Return each line that holds the word "Media".

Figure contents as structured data
○ ○ ○ ○

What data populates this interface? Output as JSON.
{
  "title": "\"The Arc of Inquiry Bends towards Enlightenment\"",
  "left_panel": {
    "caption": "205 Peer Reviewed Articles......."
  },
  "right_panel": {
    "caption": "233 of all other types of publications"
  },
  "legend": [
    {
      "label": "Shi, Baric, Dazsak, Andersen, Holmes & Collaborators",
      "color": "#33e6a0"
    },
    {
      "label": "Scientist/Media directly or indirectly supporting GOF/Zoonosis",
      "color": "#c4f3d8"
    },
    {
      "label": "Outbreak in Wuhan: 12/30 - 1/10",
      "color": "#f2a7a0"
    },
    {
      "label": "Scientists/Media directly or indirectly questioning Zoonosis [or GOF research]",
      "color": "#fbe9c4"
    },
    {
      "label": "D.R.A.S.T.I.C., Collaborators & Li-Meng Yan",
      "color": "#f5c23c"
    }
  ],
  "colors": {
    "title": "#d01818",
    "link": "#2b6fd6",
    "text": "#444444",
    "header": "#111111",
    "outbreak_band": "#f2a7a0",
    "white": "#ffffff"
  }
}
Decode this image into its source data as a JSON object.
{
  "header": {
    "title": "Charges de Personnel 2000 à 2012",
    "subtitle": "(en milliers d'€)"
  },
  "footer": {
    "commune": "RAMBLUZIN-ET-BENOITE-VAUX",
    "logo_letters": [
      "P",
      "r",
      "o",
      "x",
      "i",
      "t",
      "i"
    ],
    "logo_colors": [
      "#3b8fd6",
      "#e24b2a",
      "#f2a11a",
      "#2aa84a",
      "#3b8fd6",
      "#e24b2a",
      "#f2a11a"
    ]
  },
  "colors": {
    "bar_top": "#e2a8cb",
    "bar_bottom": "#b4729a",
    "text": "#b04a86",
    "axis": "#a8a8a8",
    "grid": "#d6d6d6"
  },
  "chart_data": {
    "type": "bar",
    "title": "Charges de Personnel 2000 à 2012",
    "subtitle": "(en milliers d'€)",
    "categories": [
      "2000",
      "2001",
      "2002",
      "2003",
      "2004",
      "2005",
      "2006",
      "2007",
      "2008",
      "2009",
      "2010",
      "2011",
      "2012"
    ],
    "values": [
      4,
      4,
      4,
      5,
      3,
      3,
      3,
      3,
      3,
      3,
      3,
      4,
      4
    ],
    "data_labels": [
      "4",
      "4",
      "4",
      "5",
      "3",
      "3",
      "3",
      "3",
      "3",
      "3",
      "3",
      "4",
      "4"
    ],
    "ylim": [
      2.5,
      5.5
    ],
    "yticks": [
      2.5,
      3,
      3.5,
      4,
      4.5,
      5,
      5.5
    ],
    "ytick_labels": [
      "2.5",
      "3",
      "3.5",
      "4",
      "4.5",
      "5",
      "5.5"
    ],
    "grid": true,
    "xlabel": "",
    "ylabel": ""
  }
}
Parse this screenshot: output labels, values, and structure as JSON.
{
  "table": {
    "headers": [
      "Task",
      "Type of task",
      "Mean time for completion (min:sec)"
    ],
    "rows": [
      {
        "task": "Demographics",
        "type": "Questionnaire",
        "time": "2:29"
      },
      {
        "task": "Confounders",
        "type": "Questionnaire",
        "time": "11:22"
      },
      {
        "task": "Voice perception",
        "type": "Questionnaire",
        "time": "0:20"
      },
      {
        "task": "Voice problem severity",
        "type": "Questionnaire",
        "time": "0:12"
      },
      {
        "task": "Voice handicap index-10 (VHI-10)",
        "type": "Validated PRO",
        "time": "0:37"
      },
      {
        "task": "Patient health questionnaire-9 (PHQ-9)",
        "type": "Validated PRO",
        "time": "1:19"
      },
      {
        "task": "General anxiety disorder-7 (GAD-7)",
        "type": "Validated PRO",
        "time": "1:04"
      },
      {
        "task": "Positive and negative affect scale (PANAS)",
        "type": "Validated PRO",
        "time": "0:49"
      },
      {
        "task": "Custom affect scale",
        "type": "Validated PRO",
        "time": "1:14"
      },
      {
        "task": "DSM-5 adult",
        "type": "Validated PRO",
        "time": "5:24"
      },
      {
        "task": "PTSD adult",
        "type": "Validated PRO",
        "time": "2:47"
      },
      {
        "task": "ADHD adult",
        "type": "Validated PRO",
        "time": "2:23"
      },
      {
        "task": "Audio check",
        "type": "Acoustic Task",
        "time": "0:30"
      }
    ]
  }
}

○ ○ ○ ○

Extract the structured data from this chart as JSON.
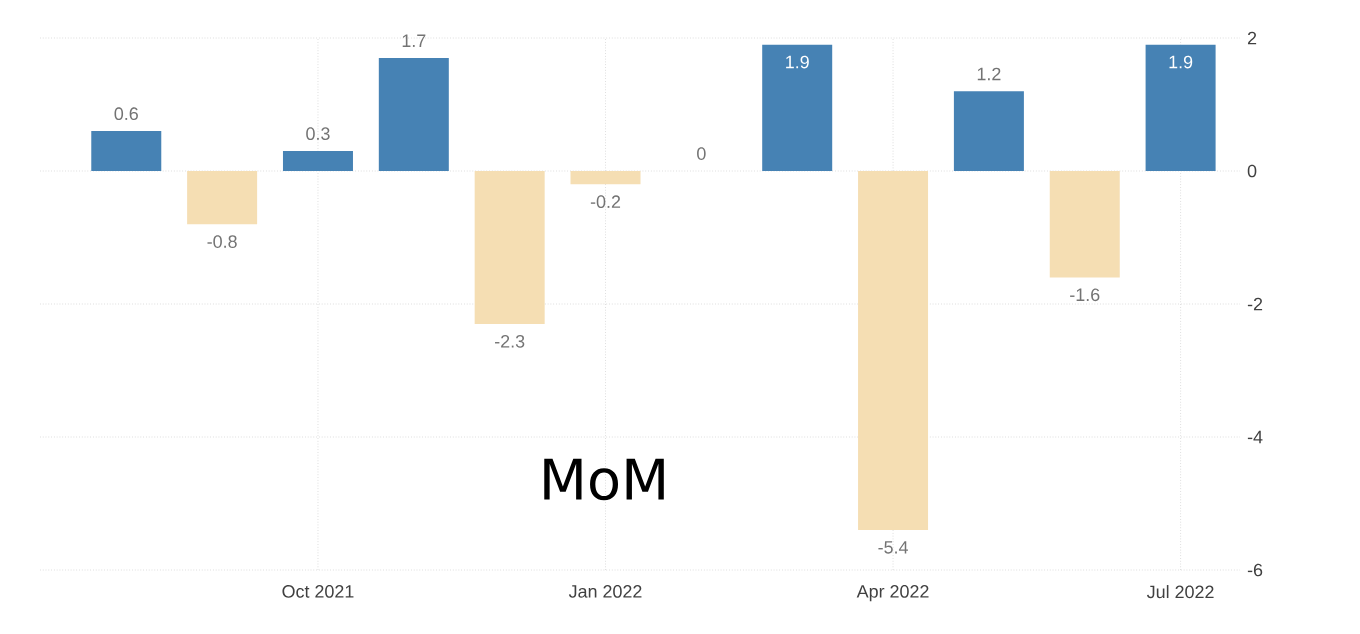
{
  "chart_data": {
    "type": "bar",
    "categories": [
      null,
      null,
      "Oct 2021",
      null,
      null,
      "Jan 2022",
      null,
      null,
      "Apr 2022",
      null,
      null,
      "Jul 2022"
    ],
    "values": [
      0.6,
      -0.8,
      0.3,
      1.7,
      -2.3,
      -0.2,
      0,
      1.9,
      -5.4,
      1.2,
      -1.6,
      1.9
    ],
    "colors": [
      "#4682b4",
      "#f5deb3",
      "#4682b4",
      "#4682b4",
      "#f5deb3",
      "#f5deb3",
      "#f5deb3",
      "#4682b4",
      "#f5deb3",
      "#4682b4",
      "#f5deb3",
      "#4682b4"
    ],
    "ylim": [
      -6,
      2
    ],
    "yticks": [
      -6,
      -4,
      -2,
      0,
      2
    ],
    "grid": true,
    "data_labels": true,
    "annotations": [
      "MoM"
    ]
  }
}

○ ○ ○ ○

▶ **WRITTEN REPLY**:
      "label": "Scientist/Media directly or indirectly supporting GOF/Zoonosis",
      "label": "Scientists/Media directly or indirectly questioning Zoonosis [or GOF research]",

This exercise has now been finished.